━━ SUPPLIED DATA
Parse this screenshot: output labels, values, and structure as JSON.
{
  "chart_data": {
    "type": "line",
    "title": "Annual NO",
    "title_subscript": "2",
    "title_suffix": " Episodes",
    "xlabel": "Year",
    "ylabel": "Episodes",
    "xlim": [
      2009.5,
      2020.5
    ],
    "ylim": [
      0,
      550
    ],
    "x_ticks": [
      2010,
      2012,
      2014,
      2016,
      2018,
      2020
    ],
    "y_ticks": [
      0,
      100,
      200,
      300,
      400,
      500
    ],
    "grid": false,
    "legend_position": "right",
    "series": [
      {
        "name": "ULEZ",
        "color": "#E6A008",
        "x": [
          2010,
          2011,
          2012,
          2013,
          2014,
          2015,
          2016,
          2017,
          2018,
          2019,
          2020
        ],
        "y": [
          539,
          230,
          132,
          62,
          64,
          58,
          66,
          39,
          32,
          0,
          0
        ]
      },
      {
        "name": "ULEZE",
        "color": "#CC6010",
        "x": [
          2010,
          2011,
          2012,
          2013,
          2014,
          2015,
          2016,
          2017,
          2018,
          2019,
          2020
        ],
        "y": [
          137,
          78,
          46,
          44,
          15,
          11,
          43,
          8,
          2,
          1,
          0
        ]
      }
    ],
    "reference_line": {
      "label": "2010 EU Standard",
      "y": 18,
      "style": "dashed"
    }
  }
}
━━━━
[THE EXERCISE]: Restate the whole of the material exactly.

[CORRECT ANSWER]:
Parse this screenshot: output labels, values, and structure as JSON.
{
  "chart_data": {
    "type": "line",
    "title": "Annual NO",
    "title_subscript": "2",
    "title_suffix": " Episodes",
    "xlabel": "Year",
    "ylabel": "Episodes",
    "xlim": [
      2009.5,
      2020.5
    ],
    "ylim": [
      0,
      550
    ],
    "x_ticks": [
      2010,
      2012,
      2014,
      2016,
      2018,
      2020
    ],
    "y_ticks": [
      0,
      100,
      200,
      300,
      400,
      500
    ],
    "grid": false,
    "legend_position": "right",
    "series": [
      {
        "name": "ULEZ",
        "color": "#E6A008",
        "x": [
          2010,
          2011,
          2012,
          2013,
          2014,
          2015,
          2016,
          2017,
          2018,
          2019,
          2020
        ],
        "y": [
          539,
          230,
          132,
          62,
          64,
          58,
          66,
          39,
          32,
          0,
          0
        ]
      },
      {
        "name": "ULEZE",
        "color": "#CC6010",
        "x": [
          2010,
          2011,
          2012,
          2013,
          2014,
          2015,
          2016,
          2017,
          2018,
          2019,
          2020
        ],
        "y": [
          137,
          78,
          46,
          44,
          15,
          11,
          43,
          8,
          2,
          1,
          0
        ]
      }
    ],
    "reference_line": {
      "label": "2010 EU Standard",
      "y": 18,
      "style": "dashed"
    }
  }
}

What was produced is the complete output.